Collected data
^^^^^^^^^^^^^^^^

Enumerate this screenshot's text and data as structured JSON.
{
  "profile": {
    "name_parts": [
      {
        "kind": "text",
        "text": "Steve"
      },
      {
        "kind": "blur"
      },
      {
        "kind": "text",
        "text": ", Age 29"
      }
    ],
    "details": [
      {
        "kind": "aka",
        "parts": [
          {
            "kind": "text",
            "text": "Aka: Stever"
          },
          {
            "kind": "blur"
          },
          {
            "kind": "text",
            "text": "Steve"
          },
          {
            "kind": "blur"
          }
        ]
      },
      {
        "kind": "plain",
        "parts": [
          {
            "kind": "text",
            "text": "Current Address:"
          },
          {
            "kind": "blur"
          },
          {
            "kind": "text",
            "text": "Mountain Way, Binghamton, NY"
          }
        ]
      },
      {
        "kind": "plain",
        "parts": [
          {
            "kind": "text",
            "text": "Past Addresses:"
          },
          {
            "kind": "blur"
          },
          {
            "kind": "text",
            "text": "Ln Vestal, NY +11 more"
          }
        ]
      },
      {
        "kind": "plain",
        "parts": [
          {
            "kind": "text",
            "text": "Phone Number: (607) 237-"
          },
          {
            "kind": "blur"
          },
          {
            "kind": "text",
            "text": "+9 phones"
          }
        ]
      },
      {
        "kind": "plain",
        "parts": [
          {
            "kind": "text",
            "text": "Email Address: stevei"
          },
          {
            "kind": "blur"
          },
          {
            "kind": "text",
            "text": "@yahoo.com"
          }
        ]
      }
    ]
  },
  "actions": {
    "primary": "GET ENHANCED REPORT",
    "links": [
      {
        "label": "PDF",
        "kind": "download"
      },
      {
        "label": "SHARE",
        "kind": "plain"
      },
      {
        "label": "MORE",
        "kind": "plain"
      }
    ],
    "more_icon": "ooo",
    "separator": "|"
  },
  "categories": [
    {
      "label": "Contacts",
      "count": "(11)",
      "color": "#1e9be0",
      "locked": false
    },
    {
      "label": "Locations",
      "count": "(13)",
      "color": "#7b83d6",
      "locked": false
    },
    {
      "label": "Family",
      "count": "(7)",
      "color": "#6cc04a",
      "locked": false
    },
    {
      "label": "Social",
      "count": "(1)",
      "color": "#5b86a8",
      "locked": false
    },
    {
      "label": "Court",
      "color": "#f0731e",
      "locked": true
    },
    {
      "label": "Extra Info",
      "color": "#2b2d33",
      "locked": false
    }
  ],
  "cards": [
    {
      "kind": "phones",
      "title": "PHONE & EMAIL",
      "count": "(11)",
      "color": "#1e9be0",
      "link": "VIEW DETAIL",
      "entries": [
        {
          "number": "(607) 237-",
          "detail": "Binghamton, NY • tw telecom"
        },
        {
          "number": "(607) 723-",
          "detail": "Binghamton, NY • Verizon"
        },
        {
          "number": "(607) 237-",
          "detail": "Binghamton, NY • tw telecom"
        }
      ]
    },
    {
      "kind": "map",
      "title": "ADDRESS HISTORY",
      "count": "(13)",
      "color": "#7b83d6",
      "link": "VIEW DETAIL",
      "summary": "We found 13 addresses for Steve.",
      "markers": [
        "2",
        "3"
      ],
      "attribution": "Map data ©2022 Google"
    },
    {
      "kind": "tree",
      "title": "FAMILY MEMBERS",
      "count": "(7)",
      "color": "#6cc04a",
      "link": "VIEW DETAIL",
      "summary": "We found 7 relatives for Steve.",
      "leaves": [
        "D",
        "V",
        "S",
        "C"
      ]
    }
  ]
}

^^^^^^^^^^^^^^^^

Give every line of the material again, exactly as it reads.

Enumerate this screenshot's text and data as structured JSON.
{
  "profile": {
    "name_parts": [
      {
        "kind": "text",
        "text": "Steve"
      },
      {
        "kind": "blur"
      },
      {
        "kind": "text",
        "text": ", Age 29"
      }
    ],
    "details": [
      {
        "kind": "aka",
        "parts": [
          {
            "kind": "text",
            "text": "Aka: Stever"
          },
          {
            "kind": "blur"
          },
          {
            "kind": "text",
            "text": "Steve"
          },
          {
            "kind": "blur"
          }
        ]
      },
      {
        "kind": "plain",
        "parts": [
          {
            "kind": "text",
            "text": "Current Address:"
          },
          {
            "kind": "blur"
          },
          {
            "kind": "text",
            "text": "Mountain Way, Binghamton, NY"
          }
        ]
      },
      {
        "kind": "plain",
        "parts": [
          {
            "kind": "text",
            "text": "Past Addresses:"
          },
          {
            "kind": "blur"
          },
          {
            "kind": "text",
            "text": "Ln Vestal, NY +11 more"
          }
        ]
      },
      {
        "kind": "plain",
        "parts": [
          {
            "kind": "text",
            "text": "Phone Number: (607) 237-"
          },
          {
            "kind": "blur"
          },
          {
            "kind": "text",
            "text": "+9 phones"
          }
        ]
      },
      {
        "kind": "plain",
        "parts": [
          {
            "kind": "text",
            "text": "Email Address: stevei"
          },
          {
            "kind": "blur"
          },
          {
            "kind": "text",
            "text": "@yahoo.com"
          }
        ]
      }
    ]
  },
  "actions": {
    "primary": "GET ENHANCED REPORT",
    "links": [
      {
        "label": "PDF",
        "kind": "download"
      },
      {
        "label": "SHARE",
        "kind": "plain"
      },
      {
        "label": "MORE",
        "kind": "plain"
      }
    ],
    "more_icon": "ooo",
    "separator": "|"
  },
  "categories": [
    {
      "label": "Contacts",
      "count": "(11)",
      "color": "#1e9be0",
      "locked": false
    },
    {
      "label": "Locations",
      "count": "(13)",
      "color": "#7b83d6",
      "locked": false
    },
    {
      "label": "Family",
      "count": "(7)",
      "color": "#6cc04a",
      "locked": false
    },
    {
      "label": "Social",
      "count": "(1)",
      "color": "#5b86a8",
      "locked": false
    },
    {
      "label": "Court",
      "color": "#f0731e",
      "locked": true
    },
    {
      "label": "Extra Info",
      "color": "#2b2d33",
      "locked": false
    }
  ],
  "cards": [
    {
      "kind": "phones",
      "title": "PHONE & EMAIL",
      "count": "(11)",
      "color": "#1e9be0",
      "link": "VIEW DETAIL",
      "entries": [
        {
          "number": "(607) 237-",
          "detail": "Binghamton, NY • tw telecom"
        },
        {
          "number": "(607) 723-",
          "detail": "Binghamton, NY • Verizon"
        },
        {
          "number": "(607) 237-",
          "detail": "Binghamton, NY • tw telecom"
        }
      ]
    },
    {
      "kind": "map",
      "title": "ADDRESS HISTORY",
      "count": "(13)",
      "color": "#7b83d6",
      "link": "VIEW DETAIL",
      "summary": "We found 13 addresses for Steve.",
      "markers": [
        "2",
        "3"
      ],
      "attribution": "Map data ©2022 Google"
    },
    {
      "kind": "tree",
      "title": "FAMILY MEMBERS",
      "count": "(7)",
      "color": "#6cc04a",
      "link": "VIEW DETAIL",
      "summary": "We found 7 relatives for Steve.",
      "leaves": [
        "D",
        "V",
        "S",
        "C"
      ]
    }
  ]
}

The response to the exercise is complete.